_EXERCISE REQUIREMENTS_
Search the records for the word "ylabel" and pick out every line that has it.

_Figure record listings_

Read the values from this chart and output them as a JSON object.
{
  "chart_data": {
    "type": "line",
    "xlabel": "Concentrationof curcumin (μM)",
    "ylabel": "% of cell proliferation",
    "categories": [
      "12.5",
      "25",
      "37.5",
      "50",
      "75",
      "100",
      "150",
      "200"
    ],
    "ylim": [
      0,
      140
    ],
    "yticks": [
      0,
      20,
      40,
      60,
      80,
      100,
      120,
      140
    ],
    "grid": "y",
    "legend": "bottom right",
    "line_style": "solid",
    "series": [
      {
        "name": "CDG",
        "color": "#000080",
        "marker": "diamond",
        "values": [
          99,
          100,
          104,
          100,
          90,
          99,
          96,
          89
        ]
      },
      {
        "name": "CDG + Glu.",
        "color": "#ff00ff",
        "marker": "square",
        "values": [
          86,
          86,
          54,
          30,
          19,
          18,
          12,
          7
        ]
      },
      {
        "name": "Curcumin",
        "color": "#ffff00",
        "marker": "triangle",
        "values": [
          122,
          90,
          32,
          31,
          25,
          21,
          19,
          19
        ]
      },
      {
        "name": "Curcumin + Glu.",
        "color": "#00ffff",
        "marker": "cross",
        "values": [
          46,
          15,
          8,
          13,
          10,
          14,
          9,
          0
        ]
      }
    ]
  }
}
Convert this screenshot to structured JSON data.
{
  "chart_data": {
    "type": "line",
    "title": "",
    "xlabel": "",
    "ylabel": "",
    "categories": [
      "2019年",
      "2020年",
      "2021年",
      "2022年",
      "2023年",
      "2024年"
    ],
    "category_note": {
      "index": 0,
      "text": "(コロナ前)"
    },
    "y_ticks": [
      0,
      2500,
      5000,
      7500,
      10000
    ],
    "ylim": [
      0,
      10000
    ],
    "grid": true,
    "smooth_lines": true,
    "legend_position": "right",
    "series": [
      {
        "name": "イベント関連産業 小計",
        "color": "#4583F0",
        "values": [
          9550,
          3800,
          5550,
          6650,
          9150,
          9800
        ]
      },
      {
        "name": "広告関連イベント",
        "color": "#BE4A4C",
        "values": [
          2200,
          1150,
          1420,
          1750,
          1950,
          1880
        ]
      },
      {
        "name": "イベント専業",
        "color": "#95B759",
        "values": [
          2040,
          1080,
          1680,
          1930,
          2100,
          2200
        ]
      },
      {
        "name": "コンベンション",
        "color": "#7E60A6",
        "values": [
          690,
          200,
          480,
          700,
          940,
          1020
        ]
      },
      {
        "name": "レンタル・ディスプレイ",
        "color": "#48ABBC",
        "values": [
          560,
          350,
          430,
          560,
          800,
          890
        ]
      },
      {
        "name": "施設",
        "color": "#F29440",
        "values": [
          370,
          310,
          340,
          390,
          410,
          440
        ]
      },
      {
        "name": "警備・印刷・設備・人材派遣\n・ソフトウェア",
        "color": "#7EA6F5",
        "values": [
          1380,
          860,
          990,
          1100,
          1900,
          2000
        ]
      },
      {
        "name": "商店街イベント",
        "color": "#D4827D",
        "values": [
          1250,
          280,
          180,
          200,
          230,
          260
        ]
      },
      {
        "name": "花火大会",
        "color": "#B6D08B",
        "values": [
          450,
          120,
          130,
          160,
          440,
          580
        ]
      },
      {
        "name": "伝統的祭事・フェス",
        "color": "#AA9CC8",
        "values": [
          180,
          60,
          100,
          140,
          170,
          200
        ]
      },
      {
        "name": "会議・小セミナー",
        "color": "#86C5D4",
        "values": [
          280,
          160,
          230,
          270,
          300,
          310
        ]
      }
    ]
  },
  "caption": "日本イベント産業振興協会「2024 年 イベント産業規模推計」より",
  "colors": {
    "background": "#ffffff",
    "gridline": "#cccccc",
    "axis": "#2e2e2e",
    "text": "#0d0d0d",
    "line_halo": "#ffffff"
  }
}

_COMPLETE RESPONSE_
    "ylabel": "% of cell proliferation",
    "ylabel": "",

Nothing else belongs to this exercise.